» EXERCISE DIRECTIONS
Omit every picture and output the rest of the records exactly as they are.

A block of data
○ ○ ○ ○
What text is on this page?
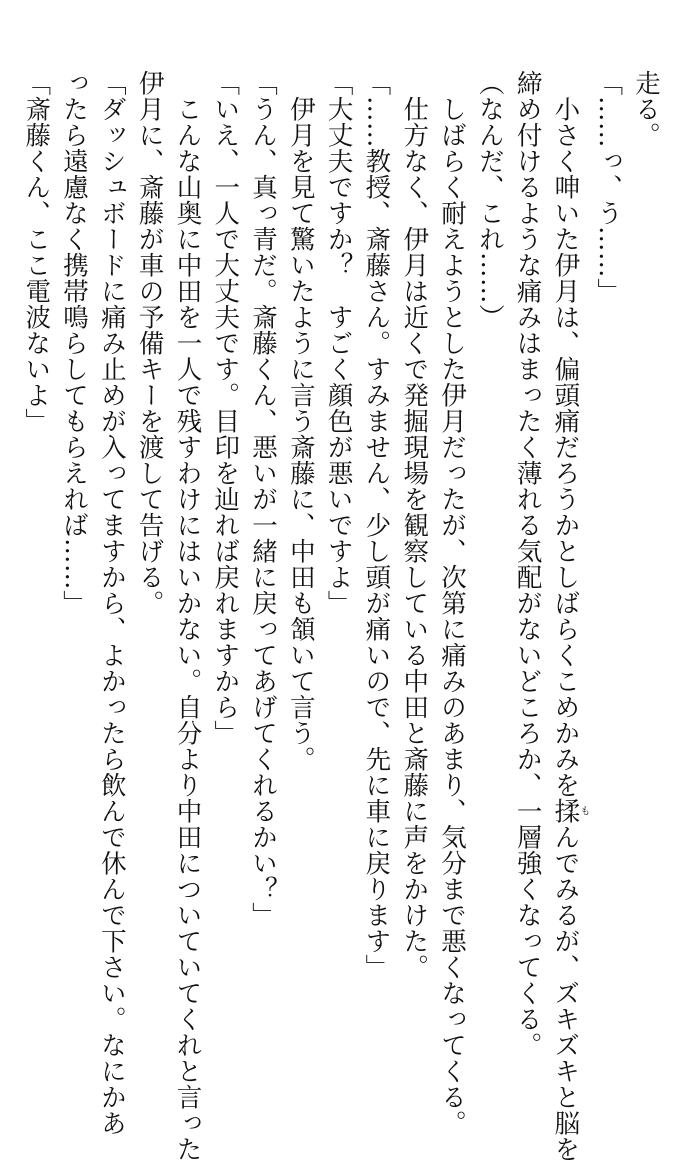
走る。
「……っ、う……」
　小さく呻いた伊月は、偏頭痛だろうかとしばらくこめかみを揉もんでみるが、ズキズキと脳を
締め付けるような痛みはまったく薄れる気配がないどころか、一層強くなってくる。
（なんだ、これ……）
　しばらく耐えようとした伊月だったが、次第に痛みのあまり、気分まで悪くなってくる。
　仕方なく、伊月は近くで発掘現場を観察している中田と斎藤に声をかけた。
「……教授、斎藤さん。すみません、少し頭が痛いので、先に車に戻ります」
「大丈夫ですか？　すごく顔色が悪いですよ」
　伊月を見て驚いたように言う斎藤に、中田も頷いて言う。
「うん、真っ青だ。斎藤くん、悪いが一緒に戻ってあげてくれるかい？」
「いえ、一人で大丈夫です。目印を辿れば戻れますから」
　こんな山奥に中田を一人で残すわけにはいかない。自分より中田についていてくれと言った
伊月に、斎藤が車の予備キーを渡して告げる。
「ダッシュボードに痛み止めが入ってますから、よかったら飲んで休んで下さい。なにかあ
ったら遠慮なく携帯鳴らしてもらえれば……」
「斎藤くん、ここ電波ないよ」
○ ○ ○ ○
» EXERCISE RESULT
What text is on this page?
走る。
「……っ、う……」
　小さく呻いた伊月は、偏頭痛だろうかとしばらくこめかみを揉もんでみるが、ズキズキと脳を
締め付けるような痛みはまったく薄れる気配がないどころか、一層強くなってくる。
（なんだ、これ……）
　しばらく耐えようとした伊月だったが、次第に痛みのあまり、気分まで悪くなってくる。
　仕方なく、伊月は近くで発掘現場を観察している中田と斎藤に声をかけた。
「……教授、斎藤さん。すみません、少し頭が痛いので、先に車に戻ります」
「大丈夫ですか？　すごく顔色が悪いですよ」
　伊月を見て驚いたように言う斎藤に、中田も頷いて言う。
「うん、真っ青だ。斎藤くん、悪いが一緒に戻ってあげてくれるかい？」
「いえ、一人で大丈夫です。目印を辿れば戻れますから」
　こんな山奥に中田を一人で残すわけにはいかない。自分より中田についていてくれと言った
伊月に、斎藤が車の予備キーを渡して告げる。
「ダッシュボードに痛み止めが入ってますから、よかったら飲んで休んで下さい。なにかあ
ったら遠慮なく携帯鳴らしてもらえれば……」
「斎藤くん、ここ電波ないよ」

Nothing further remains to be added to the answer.